# start of RECORDS PROVIDED

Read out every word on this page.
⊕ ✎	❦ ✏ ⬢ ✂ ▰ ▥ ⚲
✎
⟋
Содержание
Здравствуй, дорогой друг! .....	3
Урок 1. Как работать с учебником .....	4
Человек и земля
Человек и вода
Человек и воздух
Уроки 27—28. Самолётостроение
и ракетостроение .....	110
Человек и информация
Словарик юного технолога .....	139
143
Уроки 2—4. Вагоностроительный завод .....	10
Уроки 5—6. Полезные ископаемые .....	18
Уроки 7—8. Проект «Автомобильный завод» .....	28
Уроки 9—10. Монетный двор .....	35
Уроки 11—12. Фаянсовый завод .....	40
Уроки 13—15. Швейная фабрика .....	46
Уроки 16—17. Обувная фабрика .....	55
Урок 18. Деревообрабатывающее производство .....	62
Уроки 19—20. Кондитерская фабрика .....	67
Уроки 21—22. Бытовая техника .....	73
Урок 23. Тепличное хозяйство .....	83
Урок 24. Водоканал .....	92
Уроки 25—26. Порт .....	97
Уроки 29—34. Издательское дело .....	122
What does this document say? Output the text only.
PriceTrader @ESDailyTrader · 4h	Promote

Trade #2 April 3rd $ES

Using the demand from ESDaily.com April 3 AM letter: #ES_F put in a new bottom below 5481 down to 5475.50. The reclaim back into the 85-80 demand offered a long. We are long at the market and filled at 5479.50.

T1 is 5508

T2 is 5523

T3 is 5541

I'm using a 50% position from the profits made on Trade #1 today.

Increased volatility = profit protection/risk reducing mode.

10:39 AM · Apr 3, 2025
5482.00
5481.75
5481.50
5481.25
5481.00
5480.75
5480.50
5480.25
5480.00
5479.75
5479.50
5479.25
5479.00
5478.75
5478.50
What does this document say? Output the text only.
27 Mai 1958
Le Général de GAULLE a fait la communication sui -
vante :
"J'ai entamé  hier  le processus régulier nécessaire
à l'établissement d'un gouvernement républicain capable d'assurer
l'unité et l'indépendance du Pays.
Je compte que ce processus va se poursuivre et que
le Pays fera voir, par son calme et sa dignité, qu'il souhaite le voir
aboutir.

# end of RECORDS PROVIDED

● **DIRECTIVE**
Read the entries and show each line that mentions "processus".

● **EXERCISE RESPONSE**
"J'ai entamé  hier  le processus régulier nécessaire
Je compte que ce processus va se poursuivre et que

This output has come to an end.